The request: Please give the listing again, word for word, with nothing left out.

Data shown:
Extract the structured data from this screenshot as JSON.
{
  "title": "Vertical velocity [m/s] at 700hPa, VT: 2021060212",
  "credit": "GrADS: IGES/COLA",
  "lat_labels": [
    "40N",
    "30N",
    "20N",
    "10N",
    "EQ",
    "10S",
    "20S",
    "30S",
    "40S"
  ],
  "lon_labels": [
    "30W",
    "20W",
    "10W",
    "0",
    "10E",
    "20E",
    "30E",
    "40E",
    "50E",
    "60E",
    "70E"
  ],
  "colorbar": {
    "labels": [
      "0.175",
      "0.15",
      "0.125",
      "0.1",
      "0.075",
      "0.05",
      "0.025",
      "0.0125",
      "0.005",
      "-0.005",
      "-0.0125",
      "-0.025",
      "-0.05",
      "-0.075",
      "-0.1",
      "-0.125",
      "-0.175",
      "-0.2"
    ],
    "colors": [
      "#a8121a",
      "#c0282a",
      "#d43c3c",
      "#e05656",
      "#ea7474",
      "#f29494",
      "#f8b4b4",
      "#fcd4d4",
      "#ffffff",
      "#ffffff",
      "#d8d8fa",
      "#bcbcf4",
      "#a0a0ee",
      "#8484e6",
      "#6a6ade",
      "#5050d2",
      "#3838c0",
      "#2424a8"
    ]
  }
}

Solved exercise:
Extract the structured data from this screenshot as JSON.
{
  "title": "Vertical velocity [m/s] at 700hPa, VT: 2021060212",
  "credit": "GrADS: IGES/COLA",
  "lat_labels": [
    "40N",
    "30N",
    "20N",
    "10N",
    "EQ",
    "10S",
    "20S",
    "30S",
    "40S"
  ],
  "lon_labels": [
    "30W",
    "20W",
    "10W",
    "0",
    "10E",
    "20E",
    "30E",
    "40E",
    "50E",
    "60E",
    "70E"
  ],
  "colorbar": {
    "labels": [
      "0.175",
      "0.15",
      "0.125",
      "0.1",
      "0.075",
      "0.05",
      "0.025",
      "0.0125",
      "0.005",
      "-0.005",
      "-0.0125",
      "-0.025",
      "-0.05",
      "-0.075",
      "-0.1",
      "-0.125",
      "-0.175",
      "-0.2"
    ],
    "colors": [
      "#a8121a",
      "#c0282a",
      "#d43c3c",
      "#e05656",
      "#ea7474",
      "#f29494",
      "#f8b4b4",
      "#fcd4d4",
      "#ffffff",
      "#ffffff",
      "#d8d8fa",
      "#bcbcf4",
      "#a0a0ee",
      "#8484e6",
      "#6a6ade",
      "#5050d2",
      "#3838c0",
      "#2424a8"
    ]
  }
}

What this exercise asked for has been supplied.